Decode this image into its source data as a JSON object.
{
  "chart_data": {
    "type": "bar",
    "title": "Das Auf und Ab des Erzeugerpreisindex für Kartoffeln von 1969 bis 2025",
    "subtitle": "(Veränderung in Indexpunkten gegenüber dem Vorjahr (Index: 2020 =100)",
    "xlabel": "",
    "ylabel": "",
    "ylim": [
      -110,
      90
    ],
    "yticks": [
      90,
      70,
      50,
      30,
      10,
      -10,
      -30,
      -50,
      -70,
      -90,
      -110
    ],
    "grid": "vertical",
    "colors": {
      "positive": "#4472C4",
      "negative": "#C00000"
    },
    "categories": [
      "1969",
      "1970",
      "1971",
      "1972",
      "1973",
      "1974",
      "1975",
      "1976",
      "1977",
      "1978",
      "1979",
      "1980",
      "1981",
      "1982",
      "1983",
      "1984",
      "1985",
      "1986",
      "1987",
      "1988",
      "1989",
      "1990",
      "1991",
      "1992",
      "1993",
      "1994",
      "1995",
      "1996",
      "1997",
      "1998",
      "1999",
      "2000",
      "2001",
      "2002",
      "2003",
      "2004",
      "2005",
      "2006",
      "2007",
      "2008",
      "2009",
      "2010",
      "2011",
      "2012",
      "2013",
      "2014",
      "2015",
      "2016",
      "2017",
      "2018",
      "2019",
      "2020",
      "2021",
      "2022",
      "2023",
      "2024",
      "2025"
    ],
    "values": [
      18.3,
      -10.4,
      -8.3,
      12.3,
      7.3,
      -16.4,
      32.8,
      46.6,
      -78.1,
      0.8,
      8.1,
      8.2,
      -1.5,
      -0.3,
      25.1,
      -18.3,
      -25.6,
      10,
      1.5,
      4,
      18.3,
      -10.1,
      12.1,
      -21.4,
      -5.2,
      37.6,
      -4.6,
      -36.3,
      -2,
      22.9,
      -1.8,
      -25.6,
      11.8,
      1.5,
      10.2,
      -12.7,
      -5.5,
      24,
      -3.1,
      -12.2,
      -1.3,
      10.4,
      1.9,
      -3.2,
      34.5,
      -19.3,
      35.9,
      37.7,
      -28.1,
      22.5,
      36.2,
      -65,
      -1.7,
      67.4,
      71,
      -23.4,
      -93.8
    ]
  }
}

+ + + + +

WHAT TO PRODUCE: Copy out all of the records above with nothing altered.

REPLY:
Decode this image into its source data as a JSON object.
{
  "chart_data": {
    "type": "bar",
    "title": "Das Auf und Ab des Erzeugerpreisindex für Kartoffeln von 1969 bis 2025",
    "subtitle": "(Veränderung in Indexpunkten gegenüber dem Vorjahr (Index: 2020 =100)",
    "xlabel": "",
    "ylabel": "",
    "ylim": [
      -110,
      90
    ],
    "yticks": [
      90,
      70,
      50,
      30,
      10,
      -10,
      -30,
      -50,
      -70,
      -90,
      -110
    ],
    "grid": "vertical",
    "colors": {
      "positive": "#4472C4",
      "negative": "#C00000"
    },
    "categories": [
      "1969",
      "1970",
      "1971",
      "1972",
      "1973",
      "1974",
      "1975",
      "1976",
      "1977",
      "1978",
      "1979",
      "1980",
      "1981",
      "1982",
      "1983",
      "1984",
      "1985",
      "1986",
      "1987",
      "1988",
      "1989",
      "1990",
      "1991",
      "1992",
      "1993",
      "1994",
      "1995",
      "1996",
      "1997",
      "1998",
      "1999",
      "2000",
      "2001",
      "2002",
      "2003",
      "2004",
      "2005",
      "2006",
      "2007",
      "2008",
      "2009",
      "2010",
      "2011",
      "2012",
      "2013",
      "2014",
      "2015",
      "2016",
      "2017",
      "2018",
      "2019",
      "2020",
      "2021",
      "2022",
      "2023",
      "2024",
      "2025"
    ],
    "values": [
      18.3,
      -10.4,
      -8.3,
      12.3,
      7.3,
      -16.4,
      32.8,
      46.6,
      -78.1,
      0.8,
      8.1,
      8.2,
      -1.5,
      -0.3,
      25.1,
      -18.3,
      -25.6,
      10,
      1.5,
      4,
      18.3,
      -10.1,
      12.1,
      -21.4,
      -5.2,
      37.6,
      -4.6,
      -36.3,
      -2,
      22.9,
      -1.8,
      -25.6,
      11.8,
      1.5,
      10.2,
      -12.7,
      -5.5,
      24,
      -3.1,
      -12.2,
      -1.3,
      10.4,
      1.9,
      -3.2,
      34.5,
      -19.3,
      35.9,
      37.7,
      -28.1,
      22.5,
      36.2,
      -65,
      -1.7,
      67.4,
      71,
      -23.4,
      -93.8
    ]
  }
}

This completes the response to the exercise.